WHAT IS REQUIRED ->
Using the listing below, report all lines holding the word "Ecke".
━━━ EXTRACTED DATA
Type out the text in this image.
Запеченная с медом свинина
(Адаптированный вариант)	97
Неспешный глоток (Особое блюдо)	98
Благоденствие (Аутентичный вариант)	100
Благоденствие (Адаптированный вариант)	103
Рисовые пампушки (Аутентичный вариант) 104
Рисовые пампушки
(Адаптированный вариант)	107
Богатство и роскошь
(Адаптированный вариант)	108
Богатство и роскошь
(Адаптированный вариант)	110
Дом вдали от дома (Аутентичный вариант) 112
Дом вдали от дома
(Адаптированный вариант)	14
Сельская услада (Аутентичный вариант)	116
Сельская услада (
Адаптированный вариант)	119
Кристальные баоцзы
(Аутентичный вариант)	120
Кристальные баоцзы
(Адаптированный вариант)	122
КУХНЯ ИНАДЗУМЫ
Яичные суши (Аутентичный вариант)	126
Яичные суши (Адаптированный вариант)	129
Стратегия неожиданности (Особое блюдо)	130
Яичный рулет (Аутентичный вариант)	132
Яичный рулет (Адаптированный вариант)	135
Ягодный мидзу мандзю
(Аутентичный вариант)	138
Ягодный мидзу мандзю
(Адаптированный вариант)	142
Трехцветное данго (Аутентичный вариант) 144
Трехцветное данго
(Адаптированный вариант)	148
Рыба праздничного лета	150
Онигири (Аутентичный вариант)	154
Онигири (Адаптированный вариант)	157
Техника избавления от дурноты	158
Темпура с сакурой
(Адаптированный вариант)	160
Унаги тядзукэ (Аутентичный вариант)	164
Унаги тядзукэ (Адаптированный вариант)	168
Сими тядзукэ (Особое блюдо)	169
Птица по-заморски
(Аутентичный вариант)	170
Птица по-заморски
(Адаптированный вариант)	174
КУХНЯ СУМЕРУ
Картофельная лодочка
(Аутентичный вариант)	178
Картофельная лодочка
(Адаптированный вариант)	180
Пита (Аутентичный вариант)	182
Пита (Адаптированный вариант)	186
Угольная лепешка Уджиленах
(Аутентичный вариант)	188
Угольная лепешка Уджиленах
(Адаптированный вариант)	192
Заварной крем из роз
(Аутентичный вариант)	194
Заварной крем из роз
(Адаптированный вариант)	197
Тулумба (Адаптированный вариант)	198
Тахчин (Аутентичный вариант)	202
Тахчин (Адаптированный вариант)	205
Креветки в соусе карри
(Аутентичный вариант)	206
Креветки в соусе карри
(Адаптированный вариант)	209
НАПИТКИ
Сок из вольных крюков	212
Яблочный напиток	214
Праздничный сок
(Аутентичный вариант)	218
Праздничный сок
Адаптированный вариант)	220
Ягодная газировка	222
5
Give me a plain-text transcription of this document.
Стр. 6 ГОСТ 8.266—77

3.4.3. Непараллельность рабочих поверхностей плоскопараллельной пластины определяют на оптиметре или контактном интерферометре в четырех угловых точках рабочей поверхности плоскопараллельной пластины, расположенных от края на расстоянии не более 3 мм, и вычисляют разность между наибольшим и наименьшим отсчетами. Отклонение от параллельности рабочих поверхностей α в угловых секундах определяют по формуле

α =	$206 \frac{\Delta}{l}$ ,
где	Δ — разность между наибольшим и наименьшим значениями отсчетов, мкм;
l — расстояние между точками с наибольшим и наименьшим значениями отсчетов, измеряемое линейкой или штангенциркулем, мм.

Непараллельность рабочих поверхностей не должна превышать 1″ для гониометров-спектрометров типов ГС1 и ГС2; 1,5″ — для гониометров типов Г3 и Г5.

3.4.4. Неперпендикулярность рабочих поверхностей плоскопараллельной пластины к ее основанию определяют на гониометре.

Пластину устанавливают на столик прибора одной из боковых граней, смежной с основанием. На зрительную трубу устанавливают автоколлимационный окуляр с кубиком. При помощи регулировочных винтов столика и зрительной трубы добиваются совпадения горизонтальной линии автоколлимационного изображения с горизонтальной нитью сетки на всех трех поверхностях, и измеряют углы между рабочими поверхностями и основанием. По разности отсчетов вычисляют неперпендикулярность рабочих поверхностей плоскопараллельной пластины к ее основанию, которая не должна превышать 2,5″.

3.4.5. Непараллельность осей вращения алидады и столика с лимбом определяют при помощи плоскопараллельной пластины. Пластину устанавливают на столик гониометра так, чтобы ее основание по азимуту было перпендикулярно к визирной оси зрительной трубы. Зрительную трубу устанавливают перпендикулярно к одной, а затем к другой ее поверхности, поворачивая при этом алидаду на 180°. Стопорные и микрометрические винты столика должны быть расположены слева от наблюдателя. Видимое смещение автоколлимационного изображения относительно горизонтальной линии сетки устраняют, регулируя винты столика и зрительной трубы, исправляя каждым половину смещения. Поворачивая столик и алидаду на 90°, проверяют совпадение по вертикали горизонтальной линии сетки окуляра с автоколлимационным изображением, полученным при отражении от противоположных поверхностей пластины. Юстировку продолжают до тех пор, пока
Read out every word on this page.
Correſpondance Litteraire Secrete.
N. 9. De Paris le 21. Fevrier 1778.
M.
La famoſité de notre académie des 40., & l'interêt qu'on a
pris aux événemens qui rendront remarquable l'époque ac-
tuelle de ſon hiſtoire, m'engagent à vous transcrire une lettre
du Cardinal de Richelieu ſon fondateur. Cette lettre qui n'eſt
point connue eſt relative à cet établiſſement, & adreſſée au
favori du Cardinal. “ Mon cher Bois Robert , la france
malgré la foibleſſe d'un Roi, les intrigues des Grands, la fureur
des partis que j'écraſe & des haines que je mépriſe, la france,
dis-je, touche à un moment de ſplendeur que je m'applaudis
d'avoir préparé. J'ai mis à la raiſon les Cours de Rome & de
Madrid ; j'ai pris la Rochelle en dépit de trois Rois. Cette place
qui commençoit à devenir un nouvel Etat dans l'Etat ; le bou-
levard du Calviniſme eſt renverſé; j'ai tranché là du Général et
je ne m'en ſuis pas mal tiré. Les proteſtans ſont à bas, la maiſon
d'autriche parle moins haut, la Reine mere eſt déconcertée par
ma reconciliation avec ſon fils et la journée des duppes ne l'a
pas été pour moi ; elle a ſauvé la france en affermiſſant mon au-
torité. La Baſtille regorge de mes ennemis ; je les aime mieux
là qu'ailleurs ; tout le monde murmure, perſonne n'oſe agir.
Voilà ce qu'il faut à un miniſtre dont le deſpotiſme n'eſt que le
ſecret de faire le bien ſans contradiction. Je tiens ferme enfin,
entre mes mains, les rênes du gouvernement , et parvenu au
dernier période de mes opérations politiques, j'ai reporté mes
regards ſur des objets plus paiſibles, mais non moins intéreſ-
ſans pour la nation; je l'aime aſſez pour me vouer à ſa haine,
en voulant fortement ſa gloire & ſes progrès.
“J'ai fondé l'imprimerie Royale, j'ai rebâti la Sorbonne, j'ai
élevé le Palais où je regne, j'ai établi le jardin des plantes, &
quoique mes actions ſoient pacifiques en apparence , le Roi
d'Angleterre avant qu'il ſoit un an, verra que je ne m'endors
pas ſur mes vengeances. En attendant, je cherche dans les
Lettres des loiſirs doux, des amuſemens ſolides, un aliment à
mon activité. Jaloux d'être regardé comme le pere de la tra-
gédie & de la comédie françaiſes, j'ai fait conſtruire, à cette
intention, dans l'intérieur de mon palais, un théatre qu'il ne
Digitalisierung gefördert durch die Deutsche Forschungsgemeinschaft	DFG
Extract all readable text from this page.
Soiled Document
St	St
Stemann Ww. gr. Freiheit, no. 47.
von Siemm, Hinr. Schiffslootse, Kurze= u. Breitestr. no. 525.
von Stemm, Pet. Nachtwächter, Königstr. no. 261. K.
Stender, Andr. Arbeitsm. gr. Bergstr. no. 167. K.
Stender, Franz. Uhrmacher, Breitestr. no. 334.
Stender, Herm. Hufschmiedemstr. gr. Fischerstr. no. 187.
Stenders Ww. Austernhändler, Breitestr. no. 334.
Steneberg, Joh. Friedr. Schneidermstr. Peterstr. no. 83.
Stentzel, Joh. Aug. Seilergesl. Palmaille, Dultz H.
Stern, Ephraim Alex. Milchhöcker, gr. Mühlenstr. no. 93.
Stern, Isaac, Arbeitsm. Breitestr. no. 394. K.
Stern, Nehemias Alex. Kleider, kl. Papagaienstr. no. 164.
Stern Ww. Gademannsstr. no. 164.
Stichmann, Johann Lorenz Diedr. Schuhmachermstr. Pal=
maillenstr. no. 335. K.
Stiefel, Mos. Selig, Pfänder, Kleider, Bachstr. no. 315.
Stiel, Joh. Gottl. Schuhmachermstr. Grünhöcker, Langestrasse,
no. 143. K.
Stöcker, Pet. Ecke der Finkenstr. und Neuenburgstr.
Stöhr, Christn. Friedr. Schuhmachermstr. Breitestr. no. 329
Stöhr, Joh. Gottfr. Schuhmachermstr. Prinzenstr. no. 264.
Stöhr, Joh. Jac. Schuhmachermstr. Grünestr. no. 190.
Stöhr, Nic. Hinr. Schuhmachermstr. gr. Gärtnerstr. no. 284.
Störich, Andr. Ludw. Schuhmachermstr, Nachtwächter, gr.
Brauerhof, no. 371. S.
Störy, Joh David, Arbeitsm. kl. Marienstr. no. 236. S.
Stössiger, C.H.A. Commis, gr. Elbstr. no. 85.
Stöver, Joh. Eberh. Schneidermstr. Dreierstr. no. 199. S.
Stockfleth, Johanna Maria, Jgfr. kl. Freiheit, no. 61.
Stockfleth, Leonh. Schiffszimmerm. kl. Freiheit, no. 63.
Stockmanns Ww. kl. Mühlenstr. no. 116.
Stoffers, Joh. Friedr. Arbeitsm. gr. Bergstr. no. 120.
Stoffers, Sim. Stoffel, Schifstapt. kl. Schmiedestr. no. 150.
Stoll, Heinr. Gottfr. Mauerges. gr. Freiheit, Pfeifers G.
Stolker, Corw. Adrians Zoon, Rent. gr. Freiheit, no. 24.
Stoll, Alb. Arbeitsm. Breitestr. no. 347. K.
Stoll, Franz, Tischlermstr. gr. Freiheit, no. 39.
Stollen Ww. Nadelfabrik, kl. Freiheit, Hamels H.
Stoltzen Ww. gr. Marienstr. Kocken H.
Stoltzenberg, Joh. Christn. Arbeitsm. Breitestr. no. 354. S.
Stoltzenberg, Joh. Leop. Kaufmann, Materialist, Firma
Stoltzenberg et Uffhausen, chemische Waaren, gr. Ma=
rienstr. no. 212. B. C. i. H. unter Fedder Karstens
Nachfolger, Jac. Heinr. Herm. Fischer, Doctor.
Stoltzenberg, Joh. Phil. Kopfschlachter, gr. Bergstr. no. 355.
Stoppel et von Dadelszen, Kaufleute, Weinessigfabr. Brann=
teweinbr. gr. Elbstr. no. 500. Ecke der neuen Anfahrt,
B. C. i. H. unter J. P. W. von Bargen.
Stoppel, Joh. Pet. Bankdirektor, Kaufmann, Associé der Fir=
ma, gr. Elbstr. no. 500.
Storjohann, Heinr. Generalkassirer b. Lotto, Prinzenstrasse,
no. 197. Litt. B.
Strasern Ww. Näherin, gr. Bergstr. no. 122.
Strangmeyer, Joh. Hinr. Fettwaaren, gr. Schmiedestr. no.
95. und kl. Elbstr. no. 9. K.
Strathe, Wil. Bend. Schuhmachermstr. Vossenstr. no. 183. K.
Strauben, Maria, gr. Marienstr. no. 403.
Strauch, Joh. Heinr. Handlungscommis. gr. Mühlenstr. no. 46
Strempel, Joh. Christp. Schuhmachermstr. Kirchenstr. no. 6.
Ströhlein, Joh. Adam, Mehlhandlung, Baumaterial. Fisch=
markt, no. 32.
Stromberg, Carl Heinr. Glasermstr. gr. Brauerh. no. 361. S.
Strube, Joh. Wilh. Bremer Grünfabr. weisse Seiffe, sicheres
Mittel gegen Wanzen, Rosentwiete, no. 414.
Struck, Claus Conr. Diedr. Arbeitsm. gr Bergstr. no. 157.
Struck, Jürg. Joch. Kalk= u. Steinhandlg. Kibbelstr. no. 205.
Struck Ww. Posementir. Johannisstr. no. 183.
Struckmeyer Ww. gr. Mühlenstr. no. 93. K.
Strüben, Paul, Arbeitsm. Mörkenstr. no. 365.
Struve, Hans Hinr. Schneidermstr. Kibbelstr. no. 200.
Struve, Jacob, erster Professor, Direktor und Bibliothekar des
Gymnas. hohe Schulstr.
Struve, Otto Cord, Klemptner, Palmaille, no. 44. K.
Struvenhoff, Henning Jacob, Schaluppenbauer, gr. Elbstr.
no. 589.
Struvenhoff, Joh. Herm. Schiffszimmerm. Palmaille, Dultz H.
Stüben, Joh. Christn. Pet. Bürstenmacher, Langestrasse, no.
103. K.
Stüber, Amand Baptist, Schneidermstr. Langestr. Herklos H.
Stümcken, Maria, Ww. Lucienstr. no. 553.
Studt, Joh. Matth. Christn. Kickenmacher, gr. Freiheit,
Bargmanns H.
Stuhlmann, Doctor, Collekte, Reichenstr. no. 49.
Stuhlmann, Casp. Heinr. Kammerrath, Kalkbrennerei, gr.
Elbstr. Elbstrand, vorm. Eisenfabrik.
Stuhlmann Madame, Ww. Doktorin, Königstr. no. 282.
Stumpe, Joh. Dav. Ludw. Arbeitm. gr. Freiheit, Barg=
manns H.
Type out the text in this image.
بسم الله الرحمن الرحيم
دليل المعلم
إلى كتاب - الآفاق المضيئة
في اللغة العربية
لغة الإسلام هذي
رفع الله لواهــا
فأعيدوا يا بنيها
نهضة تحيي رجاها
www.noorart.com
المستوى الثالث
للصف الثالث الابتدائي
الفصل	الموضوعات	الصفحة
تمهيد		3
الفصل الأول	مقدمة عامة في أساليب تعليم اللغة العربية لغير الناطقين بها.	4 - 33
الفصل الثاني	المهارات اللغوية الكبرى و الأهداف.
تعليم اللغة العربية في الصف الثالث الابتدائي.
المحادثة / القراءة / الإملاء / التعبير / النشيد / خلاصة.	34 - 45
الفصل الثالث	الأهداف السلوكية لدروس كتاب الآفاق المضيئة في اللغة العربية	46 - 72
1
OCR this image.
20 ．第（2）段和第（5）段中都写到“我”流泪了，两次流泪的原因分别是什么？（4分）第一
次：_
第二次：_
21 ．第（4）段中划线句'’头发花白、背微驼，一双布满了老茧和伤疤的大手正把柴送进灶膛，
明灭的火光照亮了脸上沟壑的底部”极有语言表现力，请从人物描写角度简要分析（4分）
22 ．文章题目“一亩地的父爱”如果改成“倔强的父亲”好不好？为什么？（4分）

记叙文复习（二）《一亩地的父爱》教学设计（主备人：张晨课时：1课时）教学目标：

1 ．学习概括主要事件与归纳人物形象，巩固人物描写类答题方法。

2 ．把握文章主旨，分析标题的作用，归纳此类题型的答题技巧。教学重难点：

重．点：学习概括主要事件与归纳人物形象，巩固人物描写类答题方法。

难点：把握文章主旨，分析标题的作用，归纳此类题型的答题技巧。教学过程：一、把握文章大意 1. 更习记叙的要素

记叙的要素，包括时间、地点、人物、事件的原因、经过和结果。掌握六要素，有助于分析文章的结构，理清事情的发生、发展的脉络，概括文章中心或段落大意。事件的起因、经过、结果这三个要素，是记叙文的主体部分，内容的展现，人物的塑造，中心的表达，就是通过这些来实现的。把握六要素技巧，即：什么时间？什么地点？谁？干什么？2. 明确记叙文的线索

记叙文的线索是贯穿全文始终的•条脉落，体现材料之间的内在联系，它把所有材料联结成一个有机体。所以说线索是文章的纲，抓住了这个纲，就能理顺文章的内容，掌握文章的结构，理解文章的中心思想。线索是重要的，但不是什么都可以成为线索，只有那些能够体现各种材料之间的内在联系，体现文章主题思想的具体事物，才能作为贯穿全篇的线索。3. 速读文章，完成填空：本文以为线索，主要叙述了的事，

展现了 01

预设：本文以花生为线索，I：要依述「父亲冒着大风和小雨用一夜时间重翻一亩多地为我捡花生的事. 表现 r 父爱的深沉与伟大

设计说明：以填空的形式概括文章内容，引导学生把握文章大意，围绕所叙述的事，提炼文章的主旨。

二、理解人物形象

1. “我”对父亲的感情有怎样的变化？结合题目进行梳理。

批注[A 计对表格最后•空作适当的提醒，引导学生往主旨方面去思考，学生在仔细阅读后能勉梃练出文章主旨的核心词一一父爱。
━━━━━━
ANSWER IN FULL ->
Stöcker, Pet. Ecke der Finkenstr. und Neuenburgstr.
teweinbr. gr. Elbstr. no. 500. Ecke der neuen Anfahrt,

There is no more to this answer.